Problem to solve
In your copy, include every line of the listing below exactly but none of the pictures.

— Start of Input —

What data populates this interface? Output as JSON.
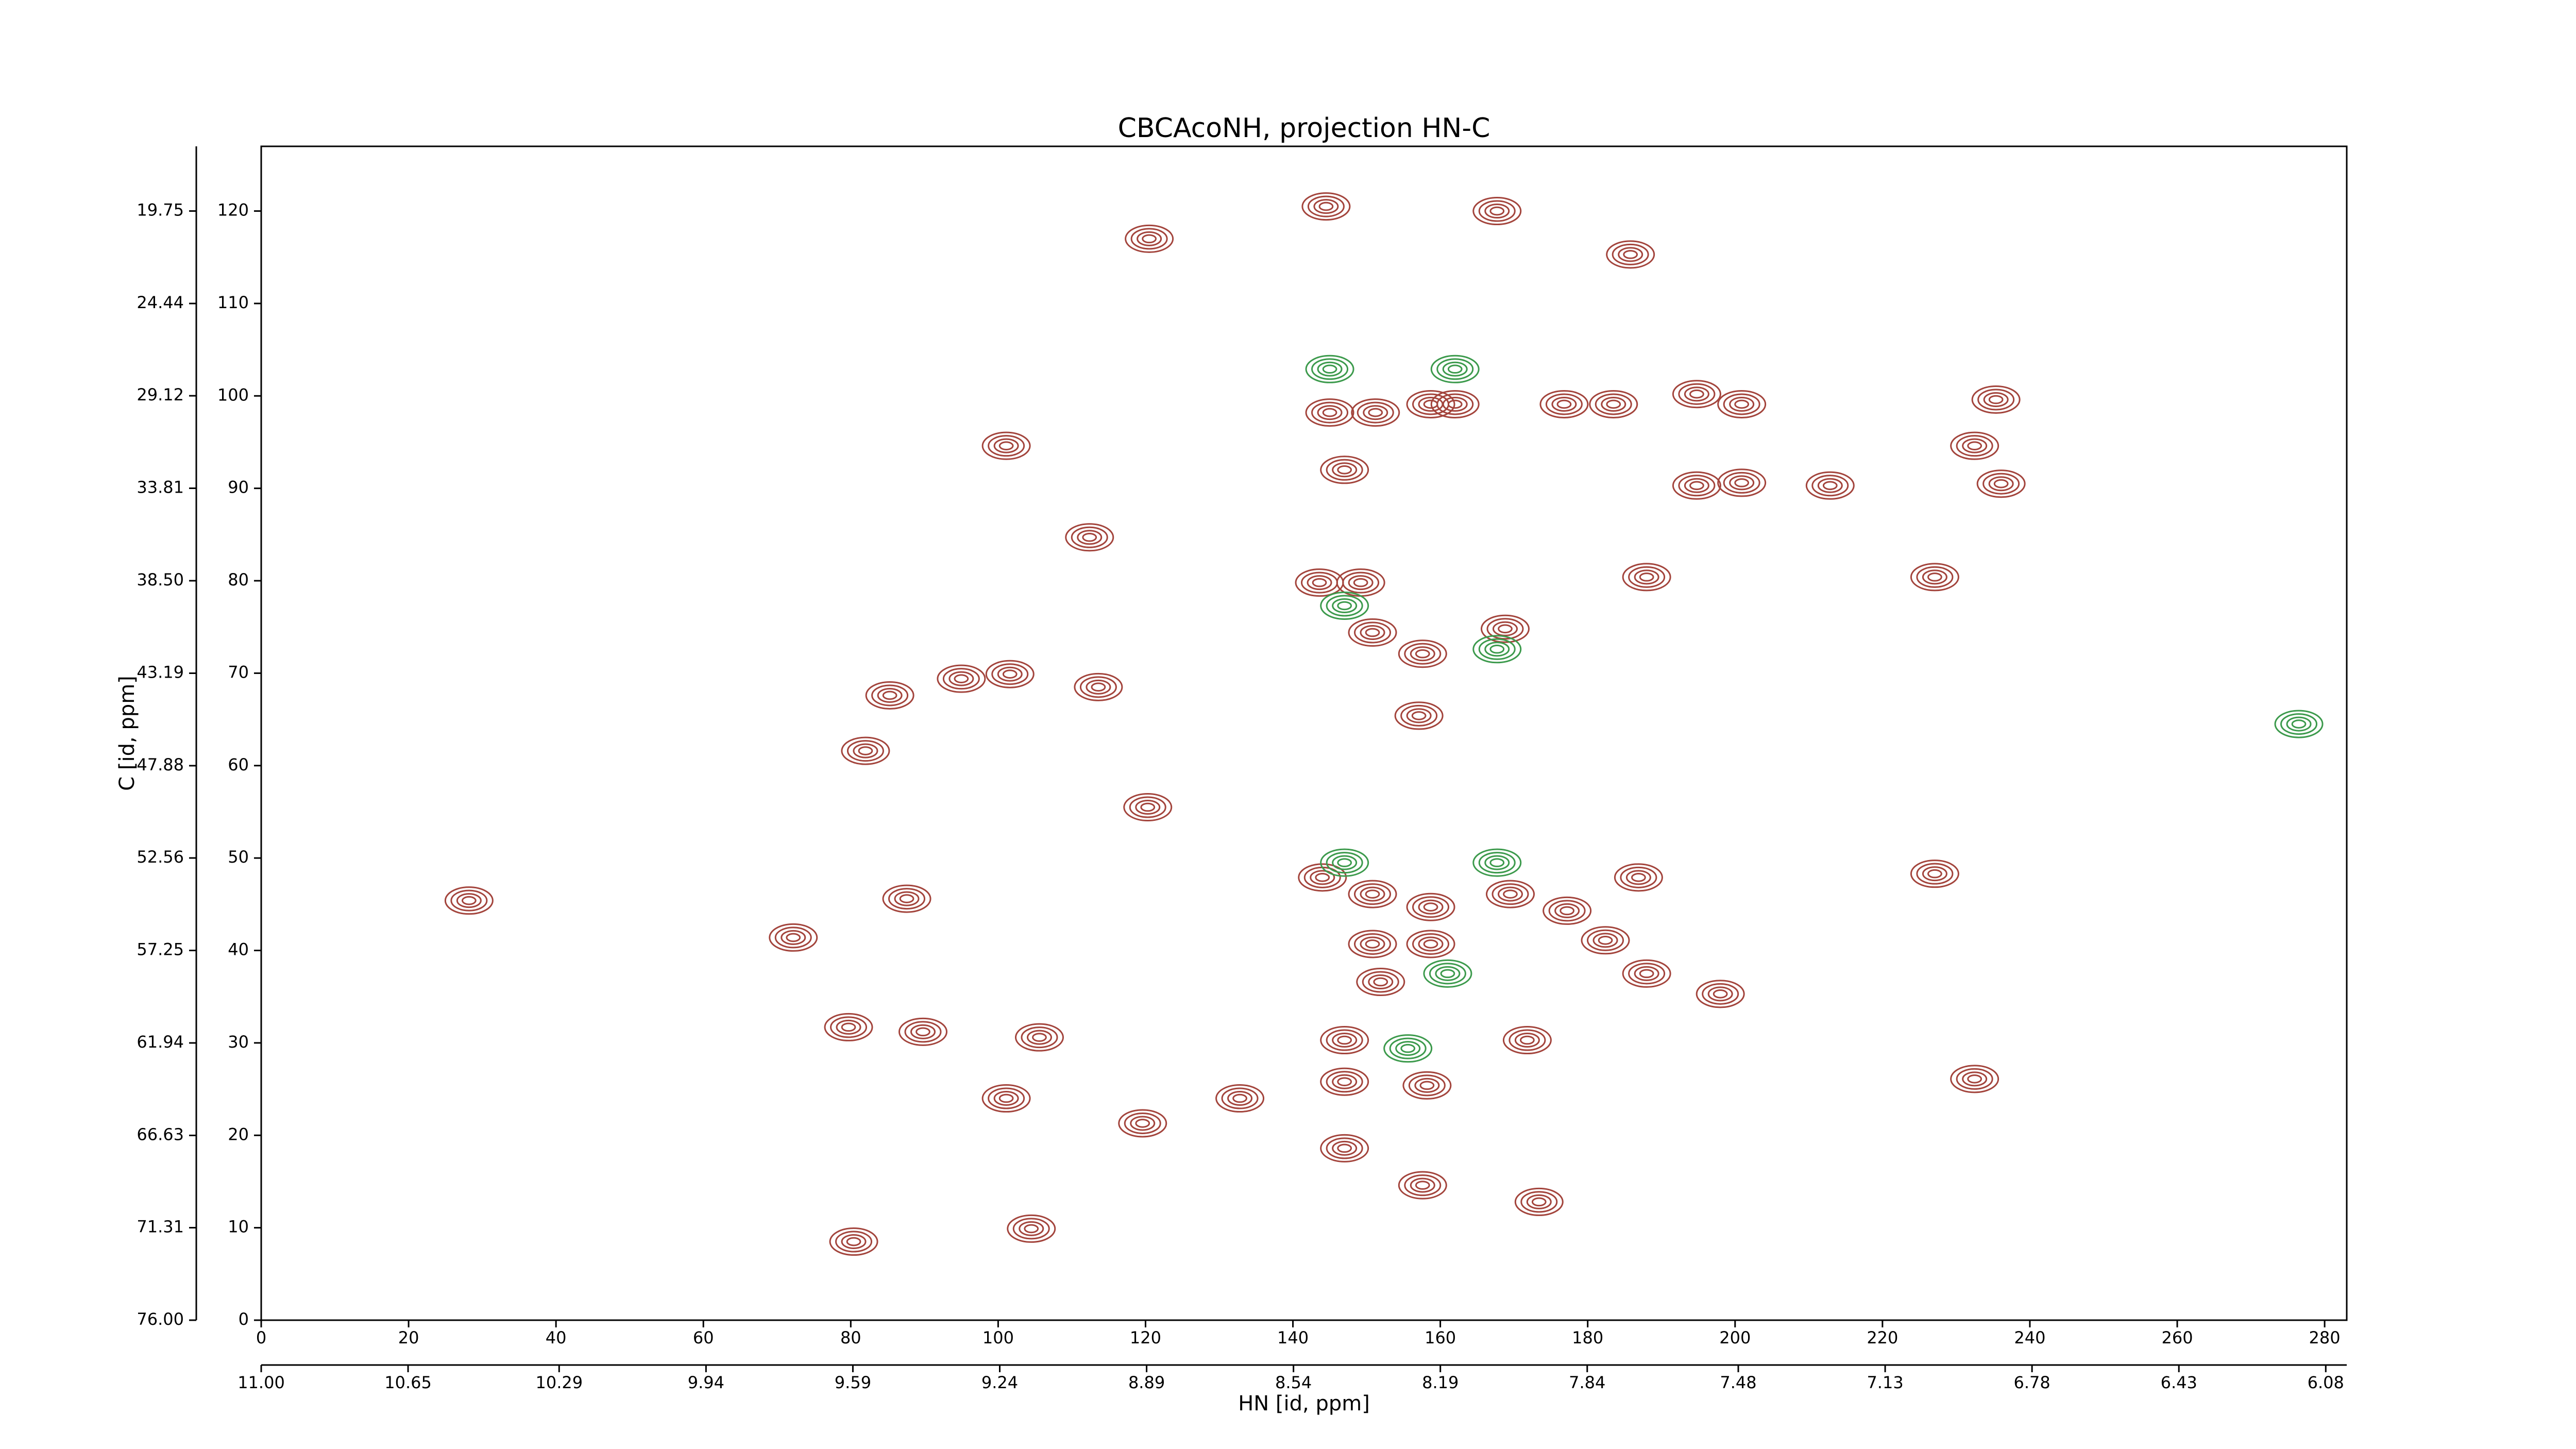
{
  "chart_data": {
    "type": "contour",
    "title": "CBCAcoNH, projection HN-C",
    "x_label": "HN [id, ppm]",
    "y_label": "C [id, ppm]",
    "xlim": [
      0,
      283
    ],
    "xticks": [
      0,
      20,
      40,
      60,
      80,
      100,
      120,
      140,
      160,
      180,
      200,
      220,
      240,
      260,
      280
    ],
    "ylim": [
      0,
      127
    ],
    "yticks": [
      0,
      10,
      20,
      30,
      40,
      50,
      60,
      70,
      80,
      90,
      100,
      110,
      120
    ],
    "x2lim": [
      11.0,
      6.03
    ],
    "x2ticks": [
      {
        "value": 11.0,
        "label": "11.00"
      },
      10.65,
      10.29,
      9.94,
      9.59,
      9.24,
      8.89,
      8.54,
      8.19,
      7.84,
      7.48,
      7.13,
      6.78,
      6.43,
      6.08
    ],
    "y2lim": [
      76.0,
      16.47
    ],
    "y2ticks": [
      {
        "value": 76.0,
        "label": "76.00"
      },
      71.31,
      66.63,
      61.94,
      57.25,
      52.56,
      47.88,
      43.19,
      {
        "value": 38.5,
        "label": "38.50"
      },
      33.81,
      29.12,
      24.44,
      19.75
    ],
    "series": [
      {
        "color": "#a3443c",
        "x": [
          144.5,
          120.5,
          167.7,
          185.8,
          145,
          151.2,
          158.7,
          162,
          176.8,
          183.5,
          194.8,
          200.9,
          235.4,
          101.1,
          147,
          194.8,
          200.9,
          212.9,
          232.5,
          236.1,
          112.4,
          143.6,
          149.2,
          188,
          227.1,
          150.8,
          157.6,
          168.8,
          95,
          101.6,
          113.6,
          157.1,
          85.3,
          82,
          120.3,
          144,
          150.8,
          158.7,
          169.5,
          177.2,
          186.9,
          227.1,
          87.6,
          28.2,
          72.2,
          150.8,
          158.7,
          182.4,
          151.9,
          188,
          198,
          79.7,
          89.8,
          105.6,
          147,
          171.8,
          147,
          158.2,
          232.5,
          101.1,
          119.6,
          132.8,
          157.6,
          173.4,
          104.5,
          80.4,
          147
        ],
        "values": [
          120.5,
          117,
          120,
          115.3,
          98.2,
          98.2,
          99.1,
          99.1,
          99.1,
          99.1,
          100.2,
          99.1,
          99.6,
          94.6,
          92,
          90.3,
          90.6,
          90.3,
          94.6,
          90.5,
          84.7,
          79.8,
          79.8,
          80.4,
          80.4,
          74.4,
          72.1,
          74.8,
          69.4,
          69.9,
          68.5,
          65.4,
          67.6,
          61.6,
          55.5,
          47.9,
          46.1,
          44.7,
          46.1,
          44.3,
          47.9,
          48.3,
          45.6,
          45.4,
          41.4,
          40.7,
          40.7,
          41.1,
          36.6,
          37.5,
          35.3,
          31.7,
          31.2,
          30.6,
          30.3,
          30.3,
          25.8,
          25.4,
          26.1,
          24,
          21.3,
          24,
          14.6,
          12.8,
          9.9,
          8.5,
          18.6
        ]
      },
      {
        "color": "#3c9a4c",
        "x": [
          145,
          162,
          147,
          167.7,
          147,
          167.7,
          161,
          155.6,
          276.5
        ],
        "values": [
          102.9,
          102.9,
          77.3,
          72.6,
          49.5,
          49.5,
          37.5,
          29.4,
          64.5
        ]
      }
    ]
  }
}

— End of Input —

Written reply
What data populates this interface? Output as JSON.
{
  "chart_data": {
    "type": "contour",
    "title": "CBCAcoNH, projection HN-C",
    "x_label": "HN [id, ppm]",
    "y_label": "C [id, ppm]",
    "xlim": [
      0,
      283
    ],
    "xticks": [
      0,
      20,
      40,
      60,
      80,
      100,
      120,
      140,
      160,
      180,
      200,
      220,
      240,
      260,
      280
    ],
    "ylim": [
      0,
      127
    ],
    "yticks": [
      0,
      10,
      20,
      30,
      40,
      50,
      60,
      70,
      80,
      90,
      100,
      110,
      120
    ],
    "x2lim": [
      11.0,
      6.03
    ],
    "x2ticks": [
      {
        "value": 11.0,
        "label": "11.00"
      },
      10.65,
      10.29,
      9.94,
      9.59,
      9.24,
      8.89,
      8.54,
      8.19,
      7.84,
      7.48,
      7.13,
      6.78,
      6.43,
      6.08
    ],
    "y2lim": [
      76.0,
      16.47
    ],
    "y2ticks": [
      {
        "value": 76.0,
        "label": "76.00"
      },
      71.31,
      66.63,
      61.94,
      57.25,
      52.56,
      47.88,
      43.19,
      {
        "value": 38.5,
        "label": "38.50"
      },
      33.81,
      29.12,
      24.44,
      19.75
    ],
    "series": [
      {
        "color": "#a3443c",
        "x": [
          144.5,
          120.5,
          167.7,
          185.8,
          145,
          151.2,
          158.7,
          162,
          176.8,
          183.5,
          194.8,
          200.9,
          235.4,
          101.1,
          147,
          194.8,
          200.9,
          212.9,
          232.5,
          236.1,
          112.4,
          143.6,
          149.2,
          188,
          227.1,
          150.8,
          157.6,
          168.8,
          95,
          101.6,
          113.6,
          157.1,
          85.3,
          82,
          120.3,
          144,
          150.8,
          158.7,
          169.5,
          177.2,
          186.9,
          227.1,
          87.6,
          28.2,
          72.2,
          150.8,
          158.7,
          182.4,
          151.9,
          188,
          198,
          79.7,
          89.8,
          105.6,
          147,
          171.8,
          147,
          158.2,
          232.5,
          101.1,
          119.6,
          132.8,
          157.6,
          173.4,
          104.5,
          80.4,
          147
        ],
        "values": [
          120.5,
          117,
          120,
          115.3,
          98.2,
          98.2,
          99.1,
          99.1,
          99.1,
          99.1,
          100.2,
          99.1,
          99.6,
          94.6,
          92,
          90.3,
          90.6,
          90.3,
          94.6,
          90.5,
          84.7,
          79.8,
          79.8,
          80.4,
          80.4,
          74.4,
          72.1,
          74.8,
          69.4,
          69.9,
          68.5,
          65.4,
          67.6,
          61.6,
          55.5,
          47.9,
          46.1,
          44.7,
          46.1,
          44.3,
          47.9,
          48.3,
          45.6,
          45.4,
          41.4,
          40.7,
          40.7,
          41.1,
          36.6,
          37.5,
          35.3,
          31.7,
          31.2,
          30.6,
          30.3,
          30.3,
          25.8,
          25.4,
          26.1,
          24,
          21.3,
          24,
          14.6,
          12.8,
          9.9,
          8.5,
          18.6
        ]
      },
      {
        "color": "#3c9a4c",
        "x": [
          145,
          162,
          147,
          167.7,
          147,
          167.7,
          161,
          155.6,
          276.5
        ],
        "values": [
          102.9,
          102.9,
          77.3,
          72.6,
          49.5,
          49.5,
          37.5,
          29.4,
          64.5
        ]
      }
    ]
  }
}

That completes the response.